For every line in the data below that contains "JSON", copy the line.

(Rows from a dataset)

* Begin *

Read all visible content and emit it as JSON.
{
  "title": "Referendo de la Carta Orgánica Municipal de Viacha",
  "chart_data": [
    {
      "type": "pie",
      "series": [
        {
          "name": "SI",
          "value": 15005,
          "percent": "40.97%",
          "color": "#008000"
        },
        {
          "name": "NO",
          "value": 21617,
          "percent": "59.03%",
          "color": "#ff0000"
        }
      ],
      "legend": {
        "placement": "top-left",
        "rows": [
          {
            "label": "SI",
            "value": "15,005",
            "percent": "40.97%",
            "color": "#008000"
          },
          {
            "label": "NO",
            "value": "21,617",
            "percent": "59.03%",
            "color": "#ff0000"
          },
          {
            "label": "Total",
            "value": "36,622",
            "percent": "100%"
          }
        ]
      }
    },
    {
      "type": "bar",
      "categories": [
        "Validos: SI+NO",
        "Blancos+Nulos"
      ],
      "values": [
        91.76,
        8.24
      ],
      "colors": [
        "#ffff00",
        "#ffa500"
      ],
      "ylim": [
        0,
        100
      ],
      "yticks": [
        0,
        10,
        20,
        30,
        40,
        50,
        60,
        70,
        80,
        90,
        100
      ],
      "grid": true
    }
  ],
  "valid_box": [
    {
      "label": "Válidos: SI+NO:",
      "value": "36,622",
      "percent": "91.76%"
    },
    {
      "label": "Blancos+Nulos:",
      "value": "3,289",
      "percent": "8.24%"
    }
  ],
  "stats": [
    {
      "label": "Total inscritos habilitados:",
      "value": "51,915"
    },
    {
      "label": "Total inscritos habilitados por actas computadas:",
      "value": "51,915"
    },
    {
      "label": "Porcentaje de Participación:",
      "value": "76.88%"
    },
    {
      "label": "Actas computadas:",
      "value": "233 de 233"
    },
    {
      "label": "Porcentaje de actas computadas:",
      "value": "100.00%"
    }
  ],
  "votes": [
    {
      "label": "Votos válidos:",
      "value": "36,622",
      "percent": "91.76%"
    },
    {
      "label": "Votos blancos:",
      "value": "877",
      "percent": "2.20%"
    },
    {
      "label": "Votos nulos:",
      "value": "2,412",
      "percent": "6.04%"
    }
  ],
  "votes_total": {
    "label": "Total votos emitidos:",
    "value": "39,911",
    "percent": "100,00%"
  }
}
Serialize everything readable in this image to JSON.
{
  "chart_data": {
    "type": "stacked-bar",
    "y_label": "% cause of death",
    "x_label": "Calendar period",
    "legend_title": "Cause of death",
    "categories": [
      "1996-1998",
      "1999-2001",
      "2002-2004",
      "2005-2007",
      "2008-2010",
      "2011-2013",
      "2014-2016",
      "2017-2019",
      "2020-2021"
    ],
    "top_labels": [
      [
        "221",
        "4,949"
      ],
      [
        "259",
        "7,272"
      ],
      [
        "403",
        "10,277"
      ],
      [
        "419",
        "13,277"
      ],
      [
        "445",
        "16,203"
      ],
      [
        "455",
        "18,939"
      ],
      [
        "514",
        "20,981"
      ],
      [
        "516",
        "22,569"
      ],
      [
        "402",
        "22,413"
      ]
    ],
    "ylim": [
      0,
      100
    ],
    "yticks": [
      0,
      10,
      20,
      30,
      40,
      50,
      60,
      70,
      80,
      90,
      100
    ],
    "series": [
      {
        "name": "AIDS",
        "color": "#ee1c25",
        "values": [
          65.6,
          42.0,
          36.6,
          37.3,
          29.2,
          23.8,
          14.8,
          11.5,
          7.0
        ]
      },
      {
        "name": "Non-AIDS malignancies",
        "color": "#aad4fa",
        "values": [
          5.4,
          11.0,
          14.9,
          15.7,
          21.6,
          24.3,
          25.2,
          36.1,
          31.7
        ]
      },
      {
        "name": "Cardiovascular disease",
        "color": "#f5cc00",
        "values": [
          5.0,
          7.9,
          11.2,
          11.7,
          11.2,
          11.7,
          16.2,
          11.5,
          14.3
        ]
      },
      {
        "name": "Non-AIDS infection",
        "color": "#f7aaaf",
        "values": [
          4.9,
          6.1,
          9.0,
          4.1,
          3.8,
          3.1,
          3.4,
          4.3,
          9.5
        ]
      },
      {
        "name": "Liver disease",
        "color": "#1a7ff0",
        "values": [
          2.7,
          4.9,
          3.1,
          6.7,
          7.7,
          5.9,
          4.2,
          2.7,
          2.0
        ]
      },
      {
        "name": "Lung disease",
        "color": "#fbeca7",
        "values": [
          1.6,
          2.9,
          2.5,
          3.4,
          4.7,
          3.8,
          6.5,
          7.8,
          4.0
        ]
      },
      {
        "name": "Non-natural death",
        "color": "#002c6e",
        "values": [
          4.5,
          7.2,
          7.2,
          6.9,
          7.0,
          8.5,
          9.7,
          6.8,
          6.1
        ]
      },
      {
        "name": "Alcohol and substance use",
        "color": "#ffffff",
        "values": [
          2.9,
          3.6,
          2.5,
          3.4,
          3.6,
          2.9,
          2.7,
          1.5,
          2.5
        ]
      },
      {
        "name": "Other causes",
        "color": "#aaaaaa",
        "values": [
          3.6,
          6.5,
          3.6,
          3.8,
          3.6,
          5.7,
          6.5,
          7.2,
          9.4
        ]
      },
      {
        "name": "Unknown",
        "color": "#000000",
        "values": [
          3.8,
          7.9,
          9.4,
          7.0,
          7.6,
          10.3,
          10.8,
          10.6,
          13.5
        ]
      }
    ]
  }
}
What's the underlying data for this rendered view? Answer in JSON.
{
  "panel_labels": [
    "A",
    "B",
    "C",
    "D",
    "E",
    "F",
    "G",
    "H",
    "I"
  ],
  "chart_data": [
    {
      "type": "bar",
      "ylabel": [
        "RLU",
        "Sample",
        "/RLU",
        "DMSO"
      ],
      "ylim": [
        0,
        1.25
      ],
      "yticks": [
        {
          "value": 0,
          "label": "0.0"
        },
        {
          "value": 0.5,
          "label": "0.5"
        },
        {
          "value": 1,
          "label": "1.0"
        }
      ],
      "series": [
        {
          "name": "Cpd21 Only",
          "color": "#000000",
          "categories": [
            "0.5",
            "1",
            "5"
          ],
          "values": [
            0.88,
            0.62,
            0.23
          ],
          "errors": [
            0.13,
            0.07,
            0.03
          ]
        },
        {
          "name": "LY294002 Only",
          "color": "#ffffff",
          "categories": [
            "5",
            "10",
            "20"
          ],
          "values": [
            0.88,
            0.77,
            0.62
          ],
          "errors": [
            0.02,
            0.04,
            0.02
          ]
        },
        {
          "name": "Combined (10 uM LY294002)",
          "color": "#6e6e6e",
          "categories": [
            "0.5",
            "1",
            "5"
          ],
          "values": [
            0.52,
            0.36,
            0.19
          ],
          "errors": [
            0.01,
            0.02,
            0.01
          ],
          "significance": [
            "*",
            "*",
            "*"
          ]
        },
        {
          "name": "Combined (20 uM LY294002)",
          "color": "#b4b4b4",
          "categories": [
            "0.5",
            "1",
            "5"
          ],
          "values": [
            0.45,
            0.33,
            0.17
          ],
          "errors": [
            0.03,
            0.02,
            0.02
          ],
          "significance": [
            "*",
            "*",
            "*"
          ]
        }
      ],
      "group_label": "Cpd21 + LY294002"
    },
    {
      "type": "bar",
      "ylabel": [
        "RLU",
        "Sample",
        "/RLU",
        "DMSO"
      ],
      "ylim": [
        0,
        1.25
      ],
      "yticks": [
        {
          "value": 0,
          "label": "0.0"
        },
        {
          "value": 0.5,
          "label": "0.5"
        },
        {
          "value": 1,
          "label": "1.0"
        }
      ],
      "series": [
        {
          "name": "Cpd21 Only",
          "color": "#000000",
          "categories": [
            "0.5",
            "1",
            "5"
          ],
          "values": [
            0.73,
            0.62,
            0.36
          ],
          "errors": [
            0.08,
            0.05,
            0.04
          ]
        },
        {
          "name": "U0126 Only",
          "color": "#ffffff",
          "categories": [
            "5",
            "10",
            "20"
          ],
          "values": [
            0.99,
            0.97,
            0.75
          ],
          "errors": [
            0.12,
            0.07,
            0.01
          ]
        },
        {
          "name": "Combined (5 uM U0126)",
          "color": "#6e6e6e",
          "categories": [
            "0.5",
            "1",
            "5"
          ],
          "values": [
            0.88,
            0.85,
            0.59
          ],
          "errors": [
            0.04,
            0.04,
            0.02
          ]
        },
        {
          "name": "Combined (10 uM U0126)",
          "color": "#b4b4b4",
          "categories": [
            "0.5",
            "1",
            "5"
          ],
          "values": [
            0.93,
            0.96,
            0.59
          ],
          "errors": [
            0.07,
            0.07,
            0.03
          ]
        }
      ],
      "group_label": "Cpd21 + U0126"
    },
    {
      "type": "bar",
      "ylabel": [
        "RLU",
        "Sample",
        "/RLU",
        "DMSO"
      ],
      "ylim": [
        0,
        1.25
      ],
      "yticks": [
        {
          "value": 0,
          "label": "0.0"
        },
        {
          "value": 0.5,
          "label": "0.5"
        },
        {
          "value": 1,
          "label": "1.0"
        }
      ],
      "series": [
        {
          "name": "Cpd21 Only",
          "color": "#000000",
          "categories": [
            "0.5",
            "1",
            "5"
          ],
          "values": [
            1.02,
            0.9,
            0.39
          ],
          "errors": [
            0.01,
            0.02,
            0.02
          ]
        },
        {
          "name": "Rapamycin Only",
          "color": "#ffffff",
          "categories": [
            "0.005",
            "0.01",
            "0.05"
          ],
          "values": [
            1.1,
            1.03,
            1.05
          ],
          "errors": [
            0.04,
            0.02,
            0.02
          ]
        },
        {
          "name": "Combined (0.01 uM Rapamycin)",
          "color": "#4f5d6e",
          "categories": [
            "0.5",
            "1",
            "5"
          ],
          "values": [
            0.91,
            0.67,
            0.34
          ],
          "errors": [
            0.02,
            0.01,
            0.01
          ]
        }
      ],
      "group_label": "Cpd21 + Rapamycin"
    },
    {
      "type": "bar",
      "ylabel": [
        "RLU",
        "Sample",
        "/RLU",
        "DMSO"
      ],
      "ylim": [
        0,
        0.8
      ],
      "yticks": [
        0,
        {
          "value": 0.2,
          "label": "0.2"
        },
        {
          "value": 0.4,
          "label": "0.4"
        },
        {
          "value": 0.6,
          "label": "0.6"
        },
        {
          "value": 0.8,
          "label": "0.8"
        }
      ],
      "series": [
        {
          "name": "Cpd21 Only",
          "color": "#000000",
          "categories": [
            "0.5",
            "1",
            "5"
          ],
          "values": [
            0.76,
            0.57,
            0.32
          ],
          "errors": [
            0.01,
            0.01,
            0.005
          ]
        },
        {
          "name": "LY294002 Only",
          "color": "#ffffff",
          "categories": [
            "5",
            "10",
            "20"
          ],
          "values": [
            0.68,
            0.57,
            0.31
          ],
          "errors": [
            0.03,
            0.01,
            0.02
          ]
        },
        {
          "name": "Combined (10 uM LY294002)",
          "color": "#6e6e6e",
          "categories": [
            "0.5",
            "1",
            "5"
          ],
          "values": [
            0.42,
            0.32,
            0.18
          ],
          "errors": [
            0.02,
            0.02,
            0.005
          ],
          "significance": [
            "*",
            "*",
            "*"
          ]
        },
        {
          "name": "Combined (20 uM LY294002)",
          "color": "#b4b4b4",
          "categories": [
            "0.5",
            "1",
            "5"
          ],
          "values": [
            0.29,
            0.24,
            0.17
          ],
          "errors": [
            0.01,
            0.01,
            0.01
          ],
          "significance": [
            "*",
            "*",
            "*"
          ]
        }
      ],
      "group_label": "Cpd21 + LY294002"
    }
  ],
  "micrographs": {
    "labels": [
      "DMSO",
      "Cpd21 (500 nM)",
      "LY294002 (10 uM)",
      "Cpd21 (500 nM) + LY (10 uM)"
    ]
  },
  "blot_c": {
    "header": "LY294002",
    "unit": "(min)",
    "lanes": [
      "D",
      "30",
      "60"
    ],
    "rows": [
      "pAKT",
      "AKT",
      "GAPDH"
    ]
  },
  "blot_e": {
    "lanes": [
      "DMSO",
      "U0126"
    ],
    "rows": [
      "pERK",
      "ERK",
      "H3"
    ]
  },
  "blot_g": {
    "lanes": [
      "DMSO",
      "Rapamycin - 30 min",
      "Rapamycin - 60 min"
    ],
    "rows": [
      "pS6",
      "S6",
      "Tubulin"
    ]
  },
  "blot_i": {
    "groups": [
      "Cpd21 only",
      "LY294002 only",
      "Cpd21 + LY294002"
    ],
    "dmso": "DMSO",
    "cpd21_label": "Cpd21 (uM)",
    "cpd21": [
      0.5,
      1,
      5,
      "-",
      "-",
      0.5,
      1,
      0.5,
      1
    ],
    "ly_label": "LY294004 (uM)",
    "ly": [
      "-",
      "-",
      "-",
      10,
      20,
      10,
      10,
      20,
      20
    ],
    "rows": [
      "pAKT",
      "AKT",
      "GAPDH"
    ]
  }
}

* End *

### [REPLY TO THE TASK]
Read all visible content and emit it as JSON.
Serialize everything readable in this image to JSON.
What's the underlying data for this rendered view? Answer in JSON.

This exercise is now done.